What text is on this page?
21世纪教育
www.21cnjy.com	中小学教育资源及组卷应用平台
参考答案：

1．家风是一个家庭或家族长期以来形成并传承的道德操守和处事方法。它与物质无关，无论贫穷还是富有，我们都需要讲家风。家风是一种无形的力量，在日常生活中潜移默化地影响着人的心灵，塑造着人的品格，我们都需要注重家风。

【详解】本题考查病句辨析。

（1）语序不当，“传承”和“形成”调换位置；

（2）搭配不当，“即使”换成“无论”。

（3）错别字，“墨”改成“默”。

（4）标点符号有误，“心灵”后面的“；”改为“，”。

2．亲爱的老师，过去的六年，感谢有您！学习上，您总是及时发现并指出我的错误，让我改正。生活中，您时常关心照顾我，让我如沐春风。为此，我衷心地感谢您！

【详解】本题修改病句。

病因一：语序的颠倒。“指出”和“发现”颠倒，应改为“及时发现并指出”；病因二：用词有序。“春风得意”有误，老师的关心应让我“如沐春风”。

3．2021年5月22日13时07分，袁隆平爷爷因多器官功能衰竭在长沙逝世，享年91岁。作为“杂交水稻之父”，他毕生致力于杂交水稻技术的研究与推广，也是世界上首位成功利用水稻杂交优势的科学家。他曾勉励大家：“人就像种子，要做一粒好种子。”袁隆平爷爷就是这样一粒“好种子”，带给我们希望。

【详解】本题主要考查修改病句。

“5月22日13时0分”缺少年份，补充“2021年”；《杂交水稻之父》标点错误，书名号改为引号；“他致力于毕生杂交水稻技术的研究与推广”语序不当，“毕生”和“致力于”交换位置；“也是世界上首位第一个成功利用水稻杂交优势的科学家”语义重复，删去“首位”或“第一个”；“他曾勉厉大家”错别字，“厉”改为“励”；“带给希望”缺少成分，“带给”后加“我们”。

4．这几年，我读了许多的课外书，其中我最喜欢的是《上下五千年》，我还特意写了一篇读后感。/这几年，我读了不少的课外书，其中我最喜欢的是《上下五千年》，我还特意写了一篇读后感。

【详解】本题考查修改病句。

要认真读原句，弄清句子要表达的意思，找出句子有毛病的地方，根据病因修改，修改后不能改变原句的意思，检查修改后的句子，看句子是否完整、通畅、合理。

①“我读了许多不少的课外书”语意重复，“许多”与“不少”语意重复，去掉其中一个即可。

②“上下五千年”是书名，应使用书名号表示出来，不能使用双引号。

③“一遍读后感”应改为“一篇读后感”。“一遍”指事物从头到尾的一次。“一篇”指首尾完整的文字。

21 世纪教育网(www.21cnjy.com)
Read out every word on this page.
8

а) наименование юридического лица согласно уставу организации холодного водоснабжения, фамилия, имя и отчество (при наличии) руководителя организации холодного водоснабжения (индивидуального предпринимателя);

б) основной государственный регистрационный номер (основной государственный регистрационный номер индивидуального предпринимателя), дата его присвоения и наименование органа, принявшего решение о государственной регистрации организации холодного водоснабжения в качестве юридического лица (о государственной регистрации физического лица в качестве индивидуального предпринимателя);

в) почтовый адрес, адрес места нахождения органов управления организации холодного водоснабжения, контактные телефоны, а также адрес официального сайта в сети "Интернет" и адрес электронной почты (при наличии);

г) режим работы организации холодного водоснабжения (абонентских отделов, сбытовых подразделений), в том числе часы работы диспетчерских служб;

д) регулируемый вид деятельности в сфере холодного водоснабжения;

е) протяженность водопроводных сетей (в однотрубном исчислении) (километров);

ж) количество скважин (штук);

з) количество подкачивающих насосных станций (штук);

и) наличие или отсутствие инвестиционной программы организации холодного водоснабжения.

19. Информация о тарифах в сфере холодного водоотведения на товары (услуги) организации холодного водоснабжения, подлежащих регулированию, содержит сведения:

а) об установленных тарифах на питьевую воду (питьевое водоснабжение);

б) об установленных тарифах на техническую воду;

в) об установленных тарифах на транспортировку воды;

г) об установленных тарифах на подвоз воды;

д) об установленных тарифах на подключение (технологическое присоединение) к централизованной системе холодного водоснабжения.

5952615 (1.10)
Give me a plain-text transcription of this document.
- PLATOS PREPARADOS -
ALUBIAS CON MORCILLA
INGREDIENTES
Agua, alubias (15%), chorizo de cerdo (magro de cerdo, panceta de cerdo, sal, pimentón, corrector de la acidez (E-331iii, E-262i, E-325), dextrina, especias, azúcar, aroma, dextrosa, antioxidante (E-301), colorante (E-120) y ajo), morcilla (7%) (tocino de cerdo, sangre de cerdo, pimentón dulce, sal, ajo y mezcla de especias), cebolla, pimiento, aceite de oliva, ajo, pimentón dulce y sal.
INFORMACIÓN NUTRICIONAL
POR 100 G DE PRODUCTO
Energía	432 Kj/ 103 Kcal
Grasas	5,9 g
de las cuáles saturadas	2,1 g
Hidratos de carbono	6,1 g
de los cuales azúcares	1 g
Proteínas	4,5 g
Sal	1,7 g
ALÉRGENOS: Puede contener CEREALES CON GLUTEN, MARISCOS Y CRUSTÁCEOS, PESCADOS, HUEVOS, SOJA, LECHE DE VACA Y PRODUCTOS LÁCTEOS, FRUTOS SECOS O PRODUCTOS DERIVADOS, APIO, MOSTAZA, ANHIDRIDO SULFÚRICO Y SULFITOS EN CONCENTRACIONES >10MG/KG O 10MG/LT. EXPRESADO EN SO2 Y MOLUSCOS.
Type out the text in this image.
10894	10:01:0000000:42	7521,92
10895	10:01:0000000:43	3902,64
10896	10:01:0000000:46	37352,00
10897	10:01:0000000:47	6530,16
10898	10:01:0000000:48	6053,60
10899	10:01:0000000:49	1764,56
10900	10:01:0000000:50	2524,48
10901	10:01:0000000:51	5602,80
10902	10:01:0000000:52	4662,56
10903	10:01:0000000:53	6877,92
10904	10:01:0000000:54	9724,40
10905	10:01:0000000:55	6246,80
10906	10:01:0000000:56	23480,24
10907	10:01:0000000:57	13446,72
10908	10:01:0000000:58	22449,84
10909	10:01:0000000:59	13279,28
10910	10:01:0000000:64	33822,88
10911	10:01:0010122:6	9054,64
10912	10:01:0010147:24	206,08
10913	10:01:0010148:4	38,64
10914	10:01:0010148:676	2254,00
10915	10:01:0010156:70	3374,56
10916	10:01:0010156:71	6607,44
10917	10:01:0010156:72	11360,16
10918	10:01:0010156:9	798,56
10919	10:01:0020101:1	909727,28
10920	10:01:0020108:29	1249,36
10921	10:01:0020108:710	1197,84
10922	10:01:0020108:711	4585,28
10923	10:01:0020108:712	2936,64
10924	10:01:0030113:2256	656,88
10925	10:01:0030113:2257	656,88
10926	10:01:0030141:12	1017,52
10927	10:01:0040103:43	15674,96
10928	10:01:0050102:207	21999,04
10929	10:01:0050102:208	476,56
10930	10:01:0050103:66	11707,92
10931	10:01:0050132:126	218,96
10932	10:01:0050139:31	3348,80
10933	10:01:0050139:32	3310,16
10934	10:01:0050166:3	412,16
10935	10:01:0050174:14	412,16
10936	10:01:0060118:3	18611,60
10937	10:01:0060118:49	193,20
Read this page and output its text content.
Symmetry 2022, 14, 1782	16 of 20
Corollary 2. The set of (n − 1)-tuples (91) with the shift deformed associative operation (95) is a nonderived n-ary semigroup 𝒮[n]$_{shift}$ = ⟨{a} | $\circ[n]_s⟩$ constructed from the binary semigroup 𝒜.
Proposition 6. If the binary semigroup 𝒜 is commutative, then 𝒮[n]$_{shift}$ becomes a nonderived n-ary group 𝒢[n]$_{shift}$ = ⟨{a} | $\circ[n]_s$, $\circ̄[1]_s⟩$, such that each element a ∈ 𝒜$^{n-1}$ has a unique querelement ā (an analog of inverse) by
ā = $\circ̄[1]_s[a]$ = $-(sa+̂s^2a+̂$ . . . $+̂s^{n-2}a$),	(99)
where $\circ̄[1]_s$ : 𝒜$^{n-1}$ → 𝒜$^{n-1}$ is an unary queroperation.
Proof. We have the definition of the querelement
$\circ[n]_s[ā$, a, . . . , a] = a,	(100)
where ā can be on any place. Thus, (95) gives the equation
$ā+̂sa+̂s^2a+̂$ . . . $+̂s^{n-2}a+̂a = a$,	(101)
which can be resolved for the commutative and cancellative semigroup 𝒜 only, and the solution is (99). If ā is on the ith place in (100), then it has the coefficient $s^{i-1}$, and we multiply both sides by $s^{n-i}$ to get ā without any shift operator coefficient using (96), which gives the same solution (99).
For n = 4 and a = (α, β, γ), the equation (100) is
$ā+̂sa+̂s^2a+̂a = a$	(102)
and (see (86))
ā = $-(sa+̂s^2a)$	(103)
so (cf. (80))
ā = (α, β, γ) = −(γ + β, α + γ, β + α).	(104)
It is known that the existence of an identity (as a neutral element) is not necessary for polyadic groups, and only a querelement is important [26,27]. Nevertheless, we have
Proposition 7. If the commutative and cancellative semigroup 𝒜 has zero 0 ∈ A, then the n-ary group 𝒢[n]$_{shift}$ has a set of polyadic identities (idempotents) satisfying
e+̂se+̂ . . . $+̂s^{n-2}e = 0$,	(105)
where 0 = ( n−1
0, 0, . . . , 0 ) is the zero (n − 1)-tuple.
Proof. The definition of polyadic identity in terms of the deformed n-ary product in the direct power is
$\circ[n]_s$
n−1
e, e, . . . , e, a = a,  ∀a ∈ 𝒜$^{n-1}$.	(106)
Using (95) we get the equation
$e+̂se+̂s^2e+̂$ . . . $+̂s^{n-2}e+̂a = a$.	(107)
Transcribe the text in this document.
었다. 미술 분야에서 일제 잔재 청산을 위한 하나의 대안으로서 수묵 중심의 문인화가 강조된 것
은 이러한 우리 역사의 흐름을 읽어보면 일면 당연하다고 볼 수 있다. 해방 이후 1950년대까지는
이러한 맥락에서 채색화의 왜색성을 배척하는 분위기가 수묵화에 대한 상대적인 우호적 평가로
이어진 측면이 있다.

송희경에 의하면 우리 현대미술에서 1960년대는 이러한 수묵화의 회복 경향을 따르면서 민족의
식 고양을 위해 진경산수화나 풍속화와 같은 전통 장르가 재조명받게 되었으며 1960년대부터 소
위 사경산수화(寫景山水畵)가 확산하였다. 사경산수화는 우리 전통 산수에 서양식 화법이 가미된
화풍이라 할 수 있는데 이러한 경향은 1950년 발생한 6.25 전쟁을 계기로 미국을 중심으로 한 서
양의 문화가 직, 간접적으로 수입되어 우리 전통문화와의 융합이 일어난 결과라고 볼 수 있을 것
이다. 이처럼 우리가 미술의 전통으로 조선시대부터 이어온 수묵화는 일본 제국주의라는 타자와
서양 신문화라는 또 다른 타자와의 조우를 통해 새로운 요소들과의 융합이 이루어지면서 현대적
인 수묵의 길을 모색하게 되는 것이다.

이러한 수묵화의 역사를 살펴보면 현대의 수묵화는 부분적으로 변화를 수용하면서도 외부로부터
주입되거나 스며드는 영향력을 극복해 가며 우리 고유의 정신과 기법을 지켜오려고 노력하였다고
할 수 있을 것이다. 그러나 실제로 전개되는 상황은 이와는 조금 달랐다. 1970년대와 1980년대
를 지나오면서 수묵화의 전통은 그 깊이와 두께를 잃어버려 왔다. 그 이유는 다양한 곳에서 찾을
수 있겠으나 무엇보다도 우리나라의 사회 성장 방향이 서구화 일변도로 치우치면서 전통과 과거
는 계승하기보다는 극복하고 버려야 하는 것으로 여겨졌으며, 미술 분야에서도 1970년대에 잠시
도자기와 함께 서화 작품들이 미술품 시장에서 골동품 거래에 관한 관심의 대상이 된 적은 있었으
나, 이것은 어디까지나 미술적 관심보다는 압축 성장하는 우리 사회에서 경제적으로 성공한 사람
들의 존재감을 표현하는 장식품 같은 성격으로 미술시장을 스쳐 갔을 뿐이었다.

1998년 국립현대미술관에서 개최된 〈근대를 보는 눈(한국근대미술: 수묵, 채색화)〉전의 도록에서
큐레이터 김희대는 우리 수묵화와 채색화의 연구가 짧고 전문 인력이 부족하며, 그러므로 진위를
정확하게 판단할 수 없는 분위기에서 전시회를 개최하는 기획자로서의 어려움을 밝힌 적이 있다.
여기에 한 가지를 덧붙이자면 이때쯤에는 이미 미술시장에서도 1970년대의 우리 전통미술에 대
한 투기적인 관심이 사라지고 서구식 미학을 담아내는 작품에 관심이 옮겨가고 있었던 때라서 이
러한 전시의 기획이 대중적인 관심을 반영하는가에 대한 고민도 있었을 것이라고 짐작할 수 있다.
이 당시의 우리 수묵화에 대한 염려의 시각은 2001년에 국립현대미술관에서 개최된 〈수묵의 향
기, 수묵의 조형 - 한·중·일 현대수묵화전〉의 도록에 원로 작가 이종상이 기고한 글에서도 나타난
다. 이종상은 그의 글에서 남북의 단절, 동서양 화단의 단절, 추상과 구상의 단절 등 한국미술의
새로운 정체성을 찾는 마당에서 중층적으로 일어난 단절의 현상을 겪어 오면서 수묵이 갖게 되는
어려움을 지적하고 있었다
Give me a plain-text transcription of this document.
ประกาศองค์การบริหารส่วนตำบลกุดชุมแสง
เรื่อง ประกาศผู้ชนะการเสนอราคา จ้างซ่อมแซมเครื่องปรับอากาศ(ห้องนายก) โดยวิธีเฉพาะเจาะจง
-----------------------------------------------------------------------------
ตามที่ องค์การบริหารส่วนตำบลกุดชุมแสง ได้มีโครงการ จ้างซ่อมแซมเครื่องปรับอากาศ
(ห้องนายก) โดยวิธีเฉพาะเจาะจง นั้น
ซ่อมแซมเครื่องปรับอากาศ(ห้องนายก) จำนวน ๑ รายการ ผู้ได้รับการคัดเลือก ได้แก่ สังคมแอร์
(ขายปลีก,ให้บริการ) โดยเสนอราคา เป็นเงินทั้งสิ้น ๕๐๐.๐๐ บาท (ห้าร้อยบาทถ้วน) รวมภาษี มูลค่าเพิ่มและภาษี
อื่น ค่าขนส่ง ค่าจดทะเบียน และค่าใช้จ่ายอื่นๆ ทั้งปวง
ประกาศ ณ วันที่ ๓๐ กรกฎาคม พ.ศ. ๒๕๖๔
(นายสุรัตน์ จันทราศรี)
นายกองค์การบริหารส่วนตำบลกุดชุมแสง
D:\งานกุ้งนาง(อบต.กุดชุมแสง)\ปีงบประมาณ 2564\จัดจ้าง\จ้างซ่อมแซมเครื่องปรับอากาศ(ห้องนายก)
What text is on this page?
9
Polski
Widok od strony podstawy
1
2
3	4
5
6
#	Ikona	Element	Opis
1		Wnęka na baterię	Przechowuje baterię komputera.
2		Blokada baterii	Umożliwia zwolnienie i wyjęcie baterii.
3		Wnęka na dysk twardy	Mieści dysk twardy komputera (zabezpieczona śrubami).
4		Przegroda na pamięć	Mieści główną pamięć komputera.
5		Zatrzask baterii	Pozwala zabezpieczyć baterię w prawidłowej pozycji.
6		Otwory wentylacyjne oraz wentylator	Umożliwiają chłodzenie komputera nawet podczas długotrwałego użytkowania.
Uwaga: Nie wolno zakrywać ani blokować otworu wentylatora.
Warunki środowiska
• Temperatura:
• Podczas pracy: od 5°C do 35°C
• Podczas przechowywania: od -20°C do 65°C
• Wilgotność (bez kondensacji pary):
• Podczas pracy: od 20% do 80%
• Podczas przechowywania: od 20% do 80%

§ EXERCISE DETAILS
Select and copy every line of the material that holds the string "page".

§ TASK OUTPUT
What text is on this page?
Read out every word on this page.
Read this page and output its text content.
What text is on this page?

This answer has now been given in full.